* Exercise instructions
Reproduce precisely the lines of the material below from the line containing "Read all visible content and emit it as JSON." up to and including its last line. Pictures must not be copied.

* Input material

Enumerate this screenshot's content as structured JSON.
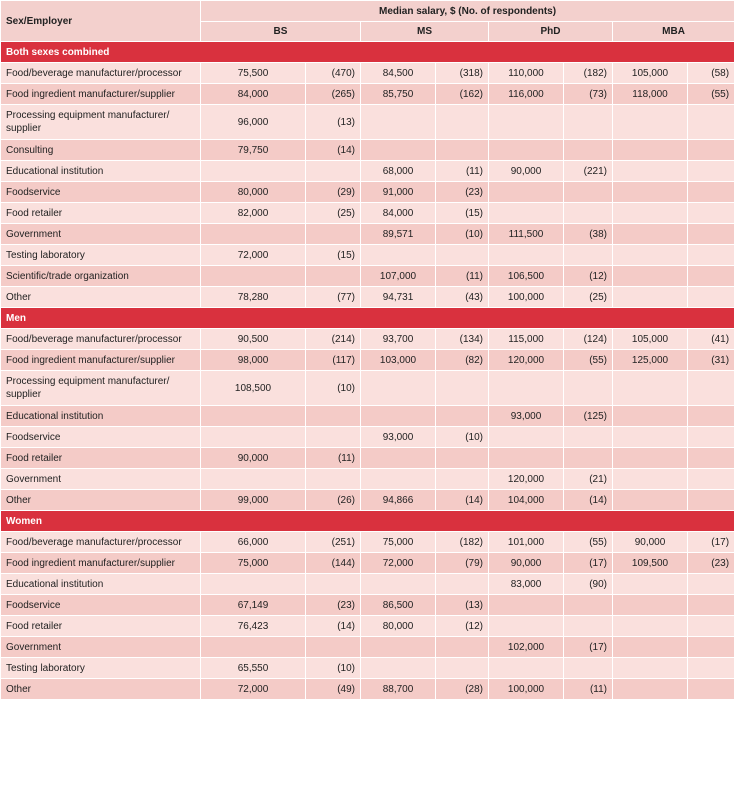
{
  "header": {
    "row_label": "Sex/Employer",
    "group_title": "Median salary, $ (No. of respondents)",
    "degrees": [
      "BS",
      "MS",
      "PhD",
      "MBA"
    ]
  },
  "sections": [
    {
      "title": "Both sexes combined",
      "rows": [
        {
          "label": "Food/beverage manufacturer/processor",
          "cells": [
            [
              "75,500",
              "(470)"
            ],
            [
              "84,500",
              "(318)"
            ],
            [
              "110,000",
              "(182)"
            ],
            [
              "105,000",
              "(58)"
            ]
          ]
        },
        {
          "label": "Food ingredient manufacturer/supplier",
          "cells": [
            [
              "84,000",
              "(265)"
            ],
            [
              "85,750",
              "(162)"
            ],
            [
              "116,000",
              "(73)"
            ],
            [
              "118,000",
              "(55)"
            ]
          ]
        },
        {
          "label": "Processing equipment manufacturer/\nsupplier",
          "cells": [
            [
              "96,000",
              "(13)"
            ],
            null,
            null,
            null
          ]
        },
        {
          "label": "Consulting",
          "cells": [
            [
              "79,750",
              "(14)"
            ],
            null,
            null,
            null
          ]
        },
        {
          "label": "Educational institution",
          "cells": [
            null,
            [
              "68,000",
              "(11)"
            ],
            [
              "90,000",
              "(221)"
            ],
            null
          ]
        },
        {
          "label": "Foodservice",
          "cells": [
            [
              "80,000",
              "(29)"
            ],
            [
              "91,000",
              "(23)"
            ],
            null,
            null
          ]
        },
        {
          "label": "Food retailer",
          "cells": [
            [
              "82,000",
              "(25)"
            ],
            [
              "84,000",
              "(15)"
            ],
            null,
            null
          ]
        },
        {
          "label": "Government",
          "cells": [
            null,
            [
              "89,571",
              "(10)"
            ],
            [
              "111,500",
              "(38)"
            ],
            null
          ]
        },
        {
          "label": "Testing laboratory",
          "cells": [
            [
              "72,000",
              "(15)"
            ],
            null,
            null,
            null
          ]
        },
        {
          "label": "Scientific/trade organization",
          "cells": [
            null,
            [
              "107,000",
              "(11)"
            ],
            [
              "106,500",
              "(12)"
            ],
            null
          ]
        },
        {
          "label": "Other",
          "cells": [
            [
              "78,280",
              "(77)"
            ],
            [
              "94,731",
              "(43)"
            ],
            [
              "100,000",
              "(25)"
            ],
            null
          ]
        }
      ]
    },
    {
      "title": "Men",
      "rows": [
        {
          "label": "Food/beverage manufacturer/processor",
          "cells": [
            [
              "90,500",
              "(214)"
            ],
            [
              "93,700",
              "(134)"
            ],
            [
              "115,000",
              "(124)"
            ],
            [
              "105,000",
              "(41)"
            ]
          ]
        },
        {
          "label": "Food ingredient manufacturer/supplier",
          "cells": [
            [
              "98,000",
              "(117)"
            ],
            [
              "103,000",
              "(82)"
            ],
            [
              "120,000",
              "(55)"
            ],
            [
              "125,000",
              "(31)"
            ]
          ]
        },
        {
          "label": "Processing equipment manufacturer/\nsupplier",
          "cells": [
            [
              "108,500",
              "(10)"
            ],
            null,
            null,
            null
          ]
        },
        {
          "label": "Educational institution",
          "cells": [
            null,
            null,
            [
              "93,000",
              "(125)"
            ],
            null
          ]
        },
        {
          "label": "Foodservice",
          "cells": [
            null,
            [
              "93,000",
              "(10)"
            ],
            null,
            null
          ]
        },
        {
          "label": "Food retailer",
          "cells": [
            [
              "90,000",
              "(11)"
            ],
            null,
            null,
            null
          ]
        },
        {
          "label": "Government",
          "cells": [
            null,
            null,
            [
              "120,000",
              "(21)"
            ],
            null
          ]
        },
        {
          "label": "Other",
          "cells": [
            [
              "99,000",
              "(26)"
            ],
            [
              "94,866",
              "(14)"
            ],
            [
              "104,000",
              "(14)"
            ],
            null
          ]
        }
      ]
    },
    {
      "title": "Women",
      "rows": [
        {
          "label": "Food/beverage manufacturer/processor",
          "cells": [
            [
              "66,000",
              "(251)"
            ],
            [
              "75,000",
              "(182)"
            ],
            [
              "101,000",
              "(55)"
            ],
            [
              "90,000",
              "(17)"
            ]
          ]
        },
        {
          "label": "Food ingredient manufacturer/supplier",
          "cells": [
            [
              "75,000",
              "(144)"
            ],
            [
              "72,000",
              "(79)"
            ],
            [
              "90,000",
              "(17)"
            ],
            [
              "109,500",
              "(23)"
            ]
          ]
        },
        {
          "label": "Educational institution",
          "cells": [
            null,
            null,
            [
              "83,000",
              "(90)"
            ],
            null
          ]
        },
        {
          "label": "Foodservice",
          "cells": [
            [
              "67,149",
              "(23)"
            ],
            [
              "86,500",
              "(13)"
            ],
            null,
            null
          ]
        },
        {
          "label": "Food retailer",
          "cells": [
            [
              "76,423",
              "(14)"
            ],
            [
              "80,000",
              "(12)"
            ],
            null,
            null
          ]
        },
        {
          "label": "Government",
          "cells": [
            null,
            null,
            [
              "102,000",
              "(17)"
            ],
            null
          ]
        },
        {
          "label": "Testing laboratory",
          "cells": [
            [
              "65,550",
              "(10)"
            ],
            null,
            null,
            null
          ]
        },
        {
          "label": "Other",
          "cells": [
            [
              "72,000",
              "(49)"
            ],
            [
              "88,700",
              "(28)"
            ],
            [
              "100,000",
              "(11)"
            ],
            null
          ]
        }
      ]
    }
  ]
}
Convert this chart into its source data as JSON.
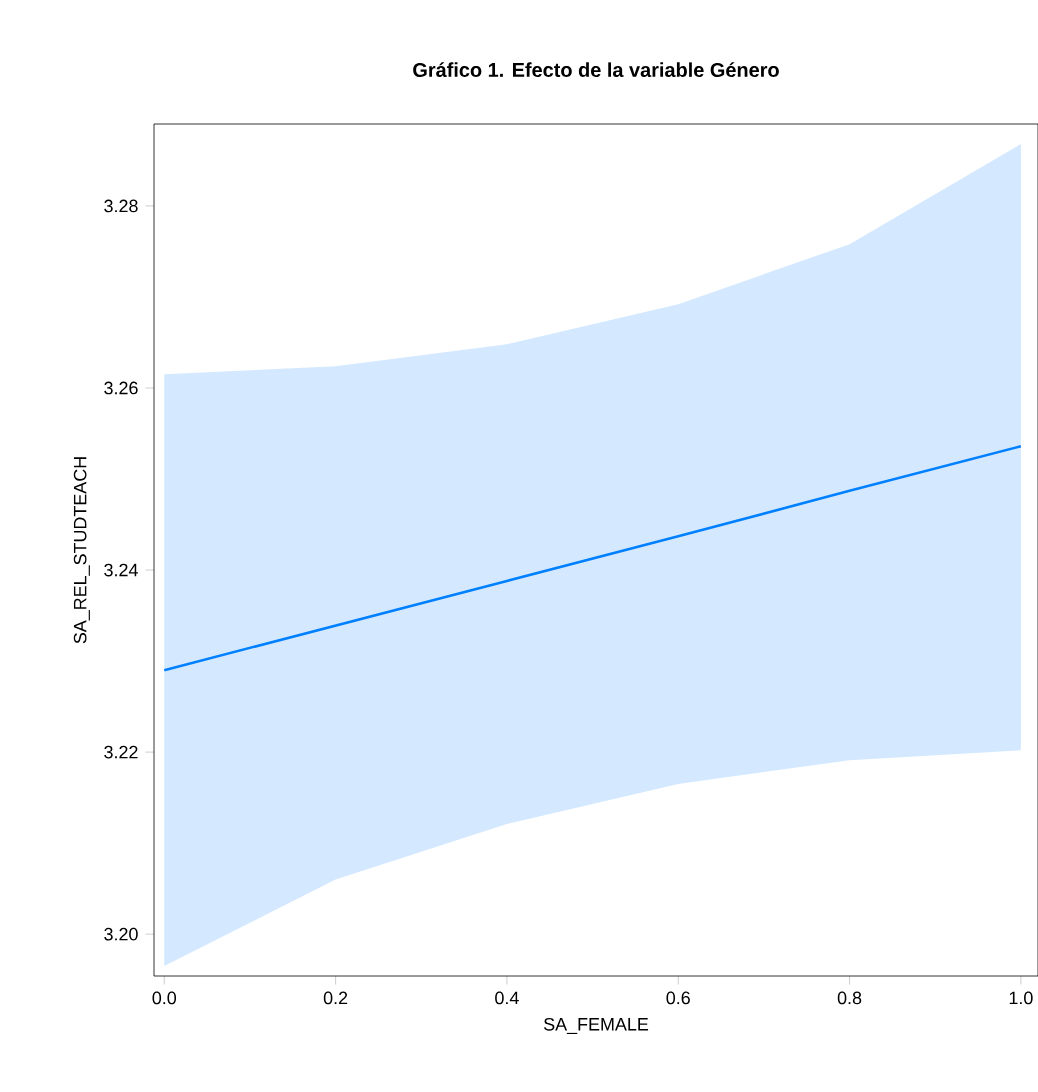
{
  "chart_data": {
    "type": "line",
    "title": "Gráfico 1. Efecto de la variable Género",
    "xlabel": "SA_FEMALE",
    "ylabel": "SA_REL_STUDTEACH",
    "x": [
      0,
      0.2,
      0.4,
      0.6,
      0.8,
      1
    ],
    "series": [
      {
        "color": "#0080ff",
        "values": [
          3.229,
          3.2339,
          3.2388,
          3.2437,
          3.2487,
          3.2536
        ],
        "lower": [
          3.1965,
          3.206,
          3.2121,
          3.2165,
          3.2191,
          3.2202
        ],
        "upper": [
          3.2615,
          3.2624,
          3.2648,
          3.2692,
          3.2758,
          3.2868
        ]
      }
    ],
    "xlim": [
      -0.012,
      1.02
    ],
    "ylim": [
      3.1954,
      3.289
    ],
    "xticks": [
      {
        "value": 0,
        "label": "0.0"
      },
      {
        "value": 0.2,
        "label": "0.2"
      },
      {
        "value": 0.4,
        "label": "0.4"
      },
      {
        "value": 0.6,
        "label": "0.6"
      },
      {
        "value": 0.8,
        "label": "0.8"
      },
      {
        "value": 1,
        "label": "1.0"
      }
    ],
    "yticks": [
      {
        "value": 3.2,
        "label": "3.20"
      },
      {
        "value": 3.22,
        "label": "3.22"
      },
      {
        "value": 3.24,
        "label": "3.24"
      },
      {
        "value": 3.26,
        "label": "3.26"
      },
      {
        "value": 3.28,
        "label": "3.28"
      }
    ],
    "grid": false,
    "marker": "none",
    "line_style": "solid"
  }
}
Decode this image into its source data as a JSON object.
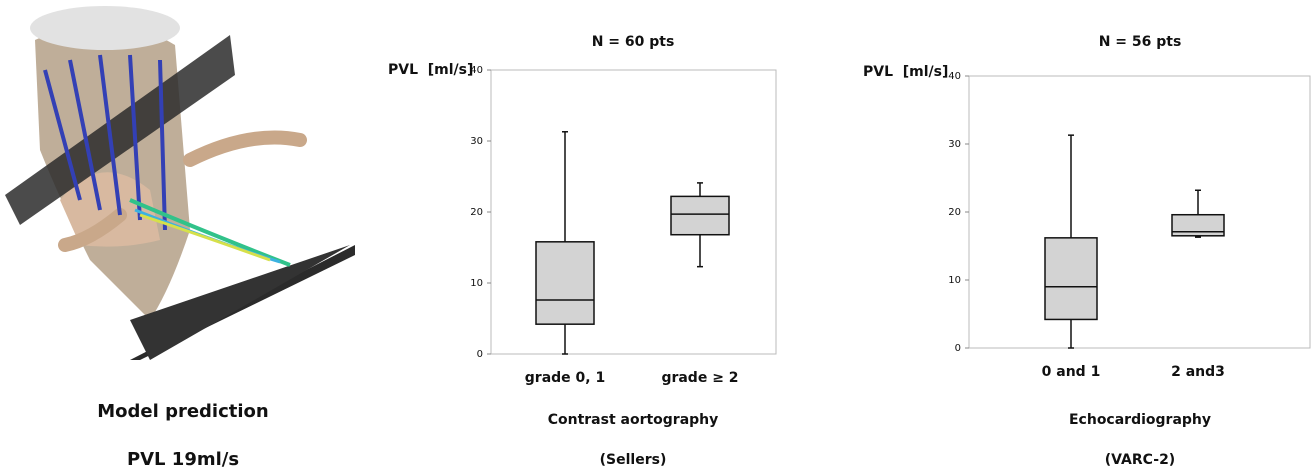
{
  "model": {
    "caption": "Model prediction",
    "result": "PVL 19ml/s"
  },
  "chart_data": [
    {
      "type": "box",
      "title": "N = 60 pts",
      "ylabel": "PVL  [ml/s]",
      "xlabel": [
        "Contrast aortography",
        "(Sellers)"
      ],
      "categories": [
        "grade 0, 1",
        "grade ≥ 2"
      ],
      "min": [
        0,
        12.3
      ],
      "q1": [
        4.2,
        16.8
      ],
      "median": [
        7.6,
        19.7
      ],
      "q3": [
        15.8,
        22.2
      ],
      "max": [
        31.3,
        24.1
      ],
      "color": "#d3d3d3",
      "ylim": [
        0,
        40
      ],
      "yticks": [
        0,
        10,
        20,
        30,
        40
      ]
    },
    {
      "type": "box",
      "title": "N = 56 pts",
      "ylabel": "PVL  [ml/s]",
      "xlabel": [
        "Echocardiography",
        "(VARC-2)"
      ],
      "categories": [
        "0 and 1",
        "2 and3"
      ],
      "min": [
        0,
        16.3
      ],
      "q1": [
        4.2,
        16.5
      ],
      "median": [
        9,
        17.1
      ],
      "q3": [
        16.2,
        19.6
      ],
      "max": [
        31.3,
        23.2
      ],
      "color": "#d3d3d3",
      "ylim": [
        0,
        40
      ],
      "yticks": [
        0,
        10,
        20,
        30,
        40
      ]
    }
  ]
}
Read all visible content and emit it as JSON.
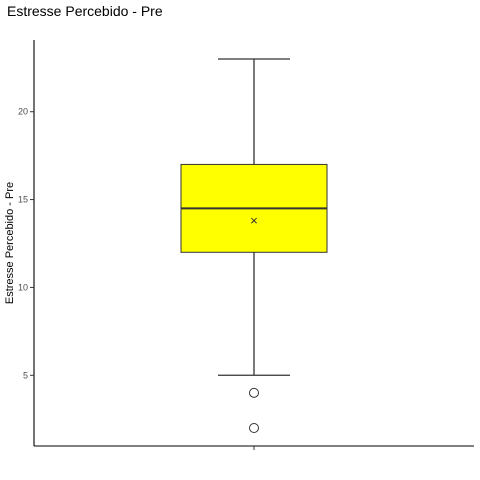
{
  "chart_data": {
    "type": "box",
    "title": "Estresse Percebido - Pre",
    "xlabel": "",
    "ylabel": "Estresse Percebido - Pre",
    "ylim": [
      1.0,
      23.0
    ],
    "yticks": [
      5,
      10,
      15,
      20
    ],
    "grid": false,
    "legend": "none",
    "boxes": [
      {
        "whisker_low": 5,
        "q1": 12,
        "median": 14.5,
        "q3": 17,
        "whisker_high": 23,
        "mean": 13.8,
        "outliers": [
          4,
          2
        ]
      }
    ],
    "colors": {
      "box_fill": "#ffff00",
      "box_stroke": "#333333",
      "axis": "#000000"
    }
  }
}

* Exercise result
Read all visible content and emit it as JSON.
{
  "chart_data": {
    "type": "box",
    "title": "Estresse Percebido - Pre",
    "xlabel": "",
    "ylabel": "Estresse Percebido - Pre",
    "ylim": [
      1.0,
      23.0
    ],
    "yticks": [
      5,
      10,
      15,
      20
    ],
    "grid": false,
    "legend": "none",
    "boxes": [
      {
        "whisker_low": 5,
        "q1": 12,
        "median": 14.5,
        "q3": 17,
        "whisker_high": 23,
        "mean": 13.8,
        "outliers": [
          4,
          2
        ]
      }
    ],
    "colors": {
      "box_fill": "#ffff00",
      "box_stroke": "#333333",
      "axis": "#000000"
    }
  }
}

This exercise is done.